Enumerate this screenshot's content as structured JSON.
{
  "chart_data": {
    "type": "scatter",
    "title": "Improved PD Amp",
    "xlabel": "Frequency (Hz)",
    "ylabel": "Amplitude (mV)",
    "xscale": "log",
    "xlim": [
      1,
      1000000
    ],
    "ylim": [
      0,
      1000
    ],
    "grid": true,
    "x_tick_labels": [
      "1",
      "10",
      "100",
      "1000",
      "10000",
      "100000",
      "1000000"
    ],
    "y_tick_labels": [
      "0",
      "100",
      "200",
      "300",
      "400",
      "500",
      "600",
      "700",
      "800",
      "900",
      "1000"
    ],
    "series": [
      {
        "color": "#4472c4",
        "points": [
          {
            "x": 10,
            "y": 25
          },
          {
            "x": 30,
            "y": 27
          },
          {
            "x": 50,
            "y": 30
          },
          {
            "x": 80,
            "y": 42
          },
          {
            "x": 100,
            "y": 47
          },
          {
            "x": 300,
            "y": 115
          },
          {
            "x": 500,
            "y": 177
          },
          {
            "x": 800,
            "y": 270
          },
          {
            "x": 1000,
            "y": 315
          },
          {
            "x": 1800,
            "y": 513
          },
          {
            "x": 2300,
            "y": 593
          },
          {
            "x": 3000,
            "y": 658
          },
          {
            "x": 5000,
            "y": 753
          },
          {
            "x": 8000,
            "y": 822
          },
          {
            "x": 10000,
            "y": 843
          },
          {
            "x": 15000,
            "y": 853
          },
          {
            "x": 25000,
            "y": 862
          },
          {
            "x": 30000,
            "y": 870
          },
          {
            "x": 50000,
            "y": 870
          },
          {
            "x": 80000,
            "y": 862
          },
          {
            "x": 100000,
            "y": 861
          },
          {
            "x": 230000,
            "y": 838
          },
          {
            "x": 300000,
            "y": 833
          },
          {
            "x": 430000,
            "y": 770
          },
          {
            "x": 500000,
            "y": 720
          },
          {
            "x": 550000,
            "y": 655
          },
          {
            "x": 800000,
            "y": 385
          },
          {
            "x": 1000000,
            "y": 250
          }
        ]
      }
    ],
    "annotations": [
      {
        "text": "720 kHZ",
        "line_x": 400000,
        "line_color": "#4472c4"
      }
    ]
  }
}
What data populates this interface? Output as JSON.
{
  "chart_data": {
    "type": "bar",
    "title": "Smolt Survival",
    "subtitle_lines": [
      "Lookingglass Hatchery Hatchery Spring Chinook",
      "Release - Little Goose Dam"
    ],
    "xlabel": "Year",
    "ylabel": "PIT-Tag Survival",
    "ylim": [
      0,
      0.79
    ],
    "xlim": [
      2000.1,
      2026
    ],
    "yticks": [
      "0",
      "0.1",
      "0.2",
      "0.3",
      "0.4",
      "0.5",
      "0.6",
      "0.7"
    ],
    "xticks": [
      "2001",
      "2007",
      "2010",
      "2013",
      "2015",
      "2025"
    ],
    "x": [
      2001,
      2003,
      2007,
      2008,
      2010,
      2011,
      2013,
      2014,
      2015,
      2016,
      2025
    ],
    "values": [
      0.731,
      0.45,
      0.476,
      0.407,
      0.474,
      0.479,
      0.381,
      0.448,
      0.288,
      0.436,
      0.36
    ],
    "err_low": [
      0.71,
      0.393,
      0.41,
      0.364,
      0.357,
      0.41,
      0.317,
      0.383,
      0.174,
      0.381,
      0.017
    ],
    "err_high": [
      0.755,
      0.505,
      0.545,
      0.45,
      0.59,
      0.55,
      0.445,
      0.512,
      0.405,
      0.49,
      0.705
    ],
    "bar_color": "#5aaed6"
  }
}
::::::::::
**Your objective**
Look above for the line that holds "What data populates", then copy it and each line after it exactly, through the last line of the data.

**Reply**
What data populates this interface? Output as JSON.
{
  "chart_data": {
    "type": "bar",
    "title": "Smolt Survival",
    "subtitle_lines": [
      "Lookingglass Hatchery Hatchery Spring Chinook",
      "Release - Little Goose Dam"
    ],
    "xlabel": "Year",
    "ylabel": "PIT-Tag Survival",
    "ylim": [
      0,
      0.79
    ],
    "xlim": [
      2000.1,
      2026
    ],
    "yticks": [
      "0",
      "0.1",
      "0.2",
      "0.3",
      "0.4",
      "0.5",
      "0.6",
      "0.7"
    ],
    "xticks": [
      "2001",
      "2007",
      "2010",
      "2013",
      "2015",
      "2025"
    ],
    "x": [
      2001,
      2003,
      2007,
      2008,
      2010,
      2011,
      2013,
      2014,
      2015,
      2016,
      2025
    ],
    "values": [
      0.731,
      0.45,
      0.476,
      0.407,
      0.474,
      0.479,
      0.381,
      0.448,
      0.288,
      0.436,
      0.36
    ],
    "err_low": [
      0.71,
      0.393,
      0.41,
      0.364,
      0.357,
      0.41,
      0.317,
      0.383,
      0.174,
      0.381,
      0.017
    ],
    "err_high": [
      0.755,
      0.505,
      0.545,
      0.45,
      0.59,
      0.55,
      0.445,
      0.512,
      0.405,
      0.49,
      0.705
    ],
    "bar_color": "#5aaed6"
  }
}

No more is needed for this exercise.